● **Task instructions**: Go through the material below, count the lines with the word "this", and reply with the count alone.

· · · · ·

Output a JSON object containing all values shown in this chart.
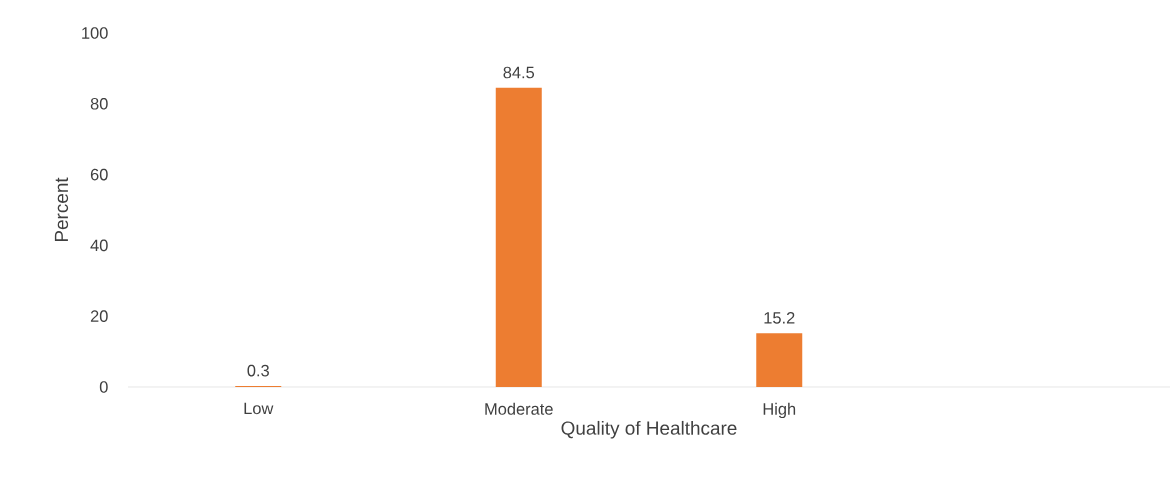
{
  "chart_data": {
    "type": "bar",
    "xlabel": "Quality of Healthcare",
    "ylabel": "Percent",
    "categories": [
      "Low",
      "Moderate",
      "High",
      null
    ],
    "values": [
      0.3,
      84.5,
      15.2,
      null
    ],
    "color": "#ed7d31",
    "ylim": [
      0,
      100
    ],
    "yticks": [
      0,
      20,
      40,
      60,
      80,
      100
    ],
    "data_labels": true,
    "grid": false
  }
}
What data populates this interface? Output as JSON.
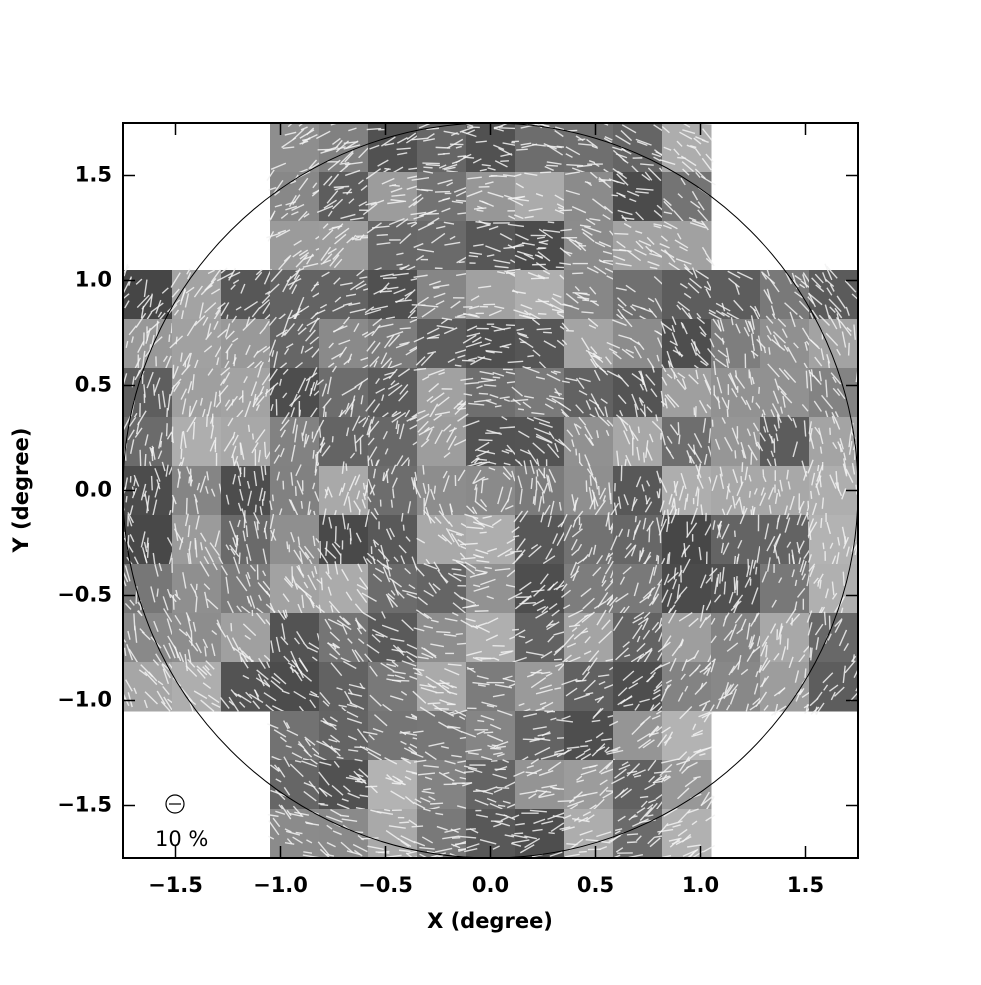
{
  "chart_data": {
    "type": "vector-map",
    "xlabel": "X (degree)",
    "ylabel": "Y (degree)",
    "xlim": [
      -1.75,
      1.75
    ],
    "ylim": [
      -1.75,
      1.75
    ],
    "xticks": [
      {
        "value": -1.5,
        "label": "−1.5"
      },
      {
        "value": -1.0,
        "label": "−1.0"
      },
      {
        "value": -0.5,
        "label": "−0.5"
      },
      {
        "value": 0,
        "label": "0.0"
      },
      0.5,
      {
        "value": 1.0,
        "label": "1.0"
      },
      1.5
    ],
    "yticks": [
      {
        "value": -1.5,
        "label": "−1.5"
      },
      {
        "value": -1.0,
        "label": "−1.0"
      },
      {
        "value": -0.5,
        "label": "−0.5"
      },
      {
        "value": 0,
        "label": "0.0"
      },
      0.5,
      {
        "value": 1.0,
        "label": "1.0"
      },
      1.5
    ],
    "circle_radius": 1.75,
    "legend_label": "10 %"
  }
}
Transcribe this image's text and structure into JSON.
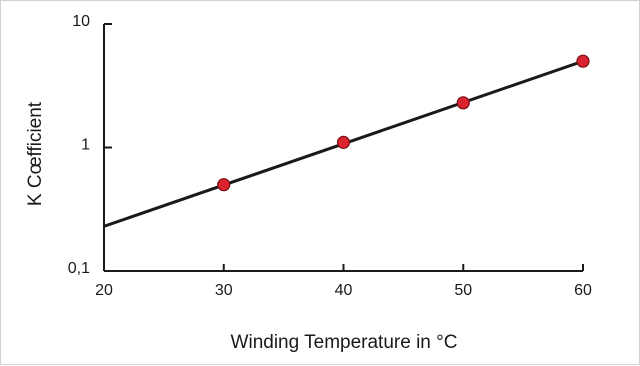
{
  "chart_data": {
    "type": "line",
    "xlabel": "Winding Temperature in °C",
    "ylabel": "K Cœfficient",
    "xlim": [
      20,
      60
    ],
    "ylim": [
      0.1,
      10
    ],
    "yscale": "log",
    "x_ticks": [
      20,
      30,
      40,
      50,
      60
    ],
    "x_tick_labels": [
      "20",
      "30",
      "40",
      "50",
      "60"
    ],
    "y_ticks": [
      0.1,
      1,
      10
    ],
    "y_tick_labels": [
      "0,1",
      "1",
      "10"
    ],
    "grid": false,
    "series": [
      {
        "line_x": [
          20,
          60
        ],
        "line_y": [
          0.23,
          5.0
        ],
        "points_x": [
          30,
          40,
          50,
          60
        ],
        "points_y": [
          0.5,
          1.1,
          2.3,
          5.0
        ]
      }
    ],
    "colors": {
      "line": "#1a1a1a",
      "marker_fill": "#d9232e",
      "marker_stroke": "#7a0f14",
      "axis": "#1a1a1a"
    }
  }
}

· · · · ·

● **Answer below**: 3